══ Stored rows
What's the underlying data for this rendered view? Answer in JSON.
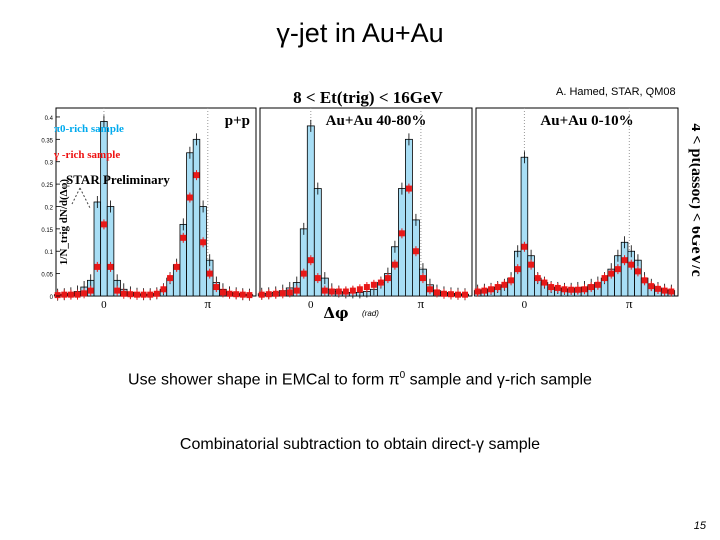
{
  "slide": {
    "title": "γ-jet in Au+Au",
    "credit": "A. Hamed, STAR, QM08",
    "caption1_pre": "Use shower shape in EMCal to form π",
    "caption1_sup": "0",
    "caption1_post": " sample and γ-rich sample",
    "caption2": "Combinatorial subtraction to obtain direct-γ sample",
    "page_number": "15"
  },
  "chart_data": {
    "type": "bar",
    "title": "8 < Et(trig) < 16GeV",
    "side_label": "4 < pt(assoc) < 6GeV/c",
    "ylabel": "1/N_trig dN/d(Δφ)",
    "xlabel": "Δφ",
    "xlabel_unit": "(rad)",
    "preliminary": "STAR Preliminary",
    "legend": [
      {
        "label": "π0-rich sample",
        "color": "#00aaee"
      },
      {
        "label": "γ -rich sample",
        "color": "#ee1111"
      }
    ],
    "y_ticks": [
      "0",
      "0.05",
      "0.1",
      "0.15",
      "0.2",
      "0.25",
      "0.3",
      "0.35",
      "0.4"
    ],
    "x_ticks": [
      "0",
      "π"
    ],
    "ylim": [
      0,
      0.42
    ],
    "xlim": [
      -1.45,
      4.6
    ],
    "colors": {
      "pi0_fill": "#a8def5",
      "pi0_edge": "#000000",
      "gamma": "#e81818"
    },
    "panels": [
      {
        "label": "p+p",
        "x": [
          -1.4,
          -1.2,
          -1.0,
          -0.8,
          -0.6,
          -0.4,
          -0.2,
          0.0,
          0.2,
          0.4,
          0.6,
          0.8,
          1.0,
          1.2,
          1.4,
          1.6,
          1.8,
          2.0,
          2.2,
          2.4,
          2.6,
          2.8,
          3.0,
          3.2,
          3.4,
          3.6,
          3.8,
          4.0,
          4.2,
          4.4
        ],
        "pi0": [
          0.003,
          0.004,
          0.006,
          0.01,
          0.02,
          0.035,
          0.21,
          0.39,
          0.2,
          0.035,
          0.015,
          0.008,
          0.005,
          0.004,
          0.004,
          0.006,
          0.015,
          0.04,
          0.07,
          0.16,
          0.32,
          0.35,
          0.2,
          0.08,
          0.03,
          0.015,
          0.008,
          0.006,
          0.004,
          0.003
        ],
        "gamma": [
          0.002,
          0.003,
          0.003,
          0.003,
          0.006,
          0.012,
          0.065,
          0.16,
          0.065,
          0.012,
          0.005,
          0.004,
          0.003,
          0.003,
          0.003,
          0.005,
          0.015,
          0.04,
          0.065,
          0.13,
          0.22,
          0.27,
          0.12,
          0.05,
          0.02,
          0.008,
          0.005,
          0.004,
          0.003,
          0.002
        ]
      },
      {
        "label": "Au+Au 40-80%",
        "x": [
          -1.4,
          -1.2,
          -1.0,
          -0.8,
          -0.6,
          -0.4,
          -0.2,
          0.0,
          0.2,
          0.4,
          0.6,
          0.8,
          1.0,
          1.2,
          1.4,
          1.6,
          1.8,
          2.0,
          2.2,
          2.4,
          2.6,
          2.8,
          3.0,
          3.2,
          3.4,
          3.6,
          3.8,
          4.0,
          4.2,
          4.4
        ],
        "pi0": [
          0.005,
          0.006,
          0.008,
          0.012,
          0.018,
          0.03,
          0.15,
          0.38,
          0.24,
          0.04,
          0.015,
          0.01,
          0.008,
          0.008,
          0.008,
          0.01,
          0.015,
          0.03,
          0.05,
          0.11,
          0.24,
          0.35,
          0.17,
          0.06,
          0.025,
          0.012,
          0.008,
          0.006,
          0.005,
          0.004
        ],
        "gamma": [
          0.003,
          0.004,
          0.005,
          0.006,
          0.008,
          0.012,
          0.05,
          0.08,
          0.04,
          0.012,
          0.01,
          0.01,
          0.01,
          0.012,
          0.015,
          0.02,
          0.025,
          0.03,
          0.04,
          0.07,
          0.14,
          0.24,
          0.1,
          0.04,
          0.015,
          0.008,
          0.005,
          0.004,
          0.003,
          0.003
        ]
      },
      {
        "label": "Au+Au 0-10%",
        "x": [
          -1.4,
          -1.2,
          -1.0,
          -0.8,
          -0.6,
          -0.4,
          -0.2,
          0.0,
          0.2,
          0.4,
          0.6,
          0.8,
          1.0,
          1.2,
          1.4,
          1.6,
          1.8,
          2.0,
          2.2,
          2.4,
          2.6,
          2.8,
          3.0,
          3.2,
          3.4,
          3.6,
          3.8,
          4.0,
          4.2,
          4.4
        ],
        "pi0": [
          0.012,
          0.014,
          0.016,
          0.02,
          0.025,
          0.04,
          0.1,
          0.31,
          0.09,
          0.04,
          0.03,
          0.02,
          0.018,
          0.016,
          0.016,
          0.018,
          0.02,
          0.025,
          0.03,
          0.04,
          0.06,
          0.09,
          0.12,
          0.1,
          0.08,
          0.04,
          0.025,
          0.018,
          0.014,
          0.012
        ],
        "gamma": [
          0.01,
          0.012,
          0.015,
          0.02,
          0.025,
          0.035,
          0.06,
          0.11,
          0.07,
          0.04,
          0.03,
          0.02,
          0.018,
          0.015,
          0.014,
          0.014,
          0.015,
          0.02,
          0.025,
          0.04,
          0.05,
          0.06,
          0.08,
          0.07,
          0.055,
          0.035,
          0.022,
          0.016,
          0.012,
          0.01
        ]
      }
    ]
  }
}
════
> [To be done]
Output the data above without changes, apart from leaving out the pictures.

> [Written response]
What's the underlying data for this rendered view? Answer in JSON.
{
  "slide": {
    "title": "γ-jet in Au+Au",
    "credit": "A. Hamed, STAR, QM08",
    "caption1_pre": "Use shower shape in EMCal to form π",
    "caption1_sup": "0",
    "caption1_post": " sample and γ-rich sample",
    "caption2": "Combinatorial subtraction to obtain direct-γ sample",
    "page_number": "15"
  },
  "chart_data": {
    "type": "bar",
    "title": "8 < Et(trig) < 16GeV",
    "side_label": "4 < pt(assoc) < 6GeV/c",
    "ylabel": "1/N_trig dN/d(Δφ)",
    "xlabel": "Δφ",
    "xlabel_unit": "(rad)",
    "preliminary": "STAR Preliminary",
    "legend": [
      {
        "label": "π0-rich sample",
        "color": "#00aaee"
      },
      {
        "label": "γ -rich sample",
        "color": "#ee1111"
      }
    ],
    "y_ticks": [
      "0",
      "0.05",
      "0.1",
      "0.15",
      "0.2",
      "0.25",
      "0.3",
      "0.35",
      "0.4"
    ],
    "x_ticks": [
      "0",
      "π"
    ],
    "ylim": [
      0,
      0.42
    ],
    "xlim": [
      -1.45,
      4.6
    ],
    "colors": {
      "pi0_fill": "#a8def5",
      "pi0_edge": "#000000",
      "gamma": "#e81818"
    },
    "panels": [
      {
        "label": "p+p",
        "x": [
          -1.4,
          -1.2,
          -1.0,
          -0.8,
          -0.6,
          -0.4,
          -0.2,
          0.0,
          0.2,
          0.4,
          0.6,
          0.8,
          1.0,
          1.2,
          1.4,
          1.6,
          1.8,
          2.0,
          2.2,
          2.4,
          2.6,
          2.8,
          3.0,
          3.2,
          3.4,
          3.6,
          3.8,
          4.0,
          4.2,
          4.4
        ],
        "pi0": [
          0.003,
          0.004,
          0.006,
          0.01,
          0.02,
          0.035,
          0.21,
          0.39,
          0.2,
          0.035,
          0.015,
          0.008,
          0.005,
          0.004,
          0.004,
          0.006,
          0.015,
          0.04,
          0.07,
          0.16,
          0.32,
          0.35,
          0.2,
          0.08,
          0.03,
          0.015,
          0.008,
          0.006,
          0.004,
          0.003
        ],
        "gamma": [
          0.002,
          0.003,
          0.003,
          0.003,
          0.006,
          0.012,
          0.065,
          0.16,
          0.065,
          0.012,
          0.005,
          0.004,
          0.003,
          0.003,
          0.003,
          0.005,
          0.015,
          0.04,
          0.065,
          0.13,
          0.22,
          0.27,
          0.12,
          0.05,
          0.02,
          0.008,
          0.005,
          0.004,
          0.003,
          0.002
        ]
      },
      {
        "label": "Au+Au 40-80%",
        "x": [
          -1.4,
          -1.2,
          -1.0,
          -0.8,
          -0.6,
          -0.4,
          -0.2,
          0.0,
          0.2,
          0.4,
          0.6,
          0.8,
          1.0,
          1.2,
          1.4,
          1.6,
          1.8,
          2.0,
          2.2,
          2.4,
          2.6,
          2.8,
          3.0,
          3.2,
          3.4,
          3.6,
          3.8,
          4.0,
          4.2,
          4.4
        ],
        "pi0": [
          0.005,
          0.006,
          0.008,
          0.012,
          0.018,
          0.03,
          0.15,
          0.38,
          0.24,
          0.04,
          0.015,
          0.01,
          0.008,
          0.008,
          0.008,
          0.01,
          0.015,
          0.03,
          0.05,
          0.11,
          0.24,
          0.35,
          0.17,
          0.06,
          0.025,
          0.012,
          0.008,
          0.006,
          0.005,
          0.004
        ],
        "gamma": [
          0.003,
          0.004,
          0.005,
          0.006,
          0.008,
          0.012,
          0.05,
          0.08,
          0.04,
          0.012,
          0.01,
          0.01,
          0.01,
          0.012,
          0.015,
          0.02,
          0.025,
          0.03,
          0.04,
          0.07,
          0.14,
          0.24,
          0.1,
          0.04,
          0.015,
          0.008,
          0.005,
          0.004,
          0.003,
          0.003
        ]
      },
      {
        "label": "Au+Au 0-10%",
        "x": [
          -1.4,
          -1.2,
          -1.0,
          -0.8,
          -0.6,
          -0.4,
          -0.2,
          0.0,
          0.2,
          0.4,
          0.6,
          0.8,
          1.0,
          1.2,
          1.4,
          1.6,
          1.8,
          2.0,
          2.2,
          2.4,
          2.6,
          2.8,
          3.0,
          3.2,
          3.4,
          3.6,
          3.8,
          4.0,
          4.2,
          4.4
        ],
        "pi0": [
          0.012,
          0.014,
          0.016,
          0.02,
          0.025,
          0.04,
          0.1,
          0.31,
          0.09,
          0.04,
          0.03,
          0.02,
          0.018,
          0.016,
          0.016,
          0.018,
          0.02,
          0.025,
          0.03,
          0.04,
          0.06,
          0.09,
          0.12,
          0.1,
          0.08,
          0.04,
          0.025,
          0.018,
          0.014,
          0.012
        ],
        "gamma": [
          0.01,
          0.012,
          0.015,
          0.02,
          0.025,
          0.035,
          0.06,
          0.11,
          0.07,
          0.04,
          0.03,
          0.02,
          0.018,
          0.015,
          0.014,
          0.014,
          0.015,
          0.02,
          0.025,
          0.04,
          0.05,
          0.06,
          0.08,
          0.07,
          0.055,
          0.035,
          0.022,
          0.016,
          0.012,
          0.01
        ]
      }
    ]
  }
}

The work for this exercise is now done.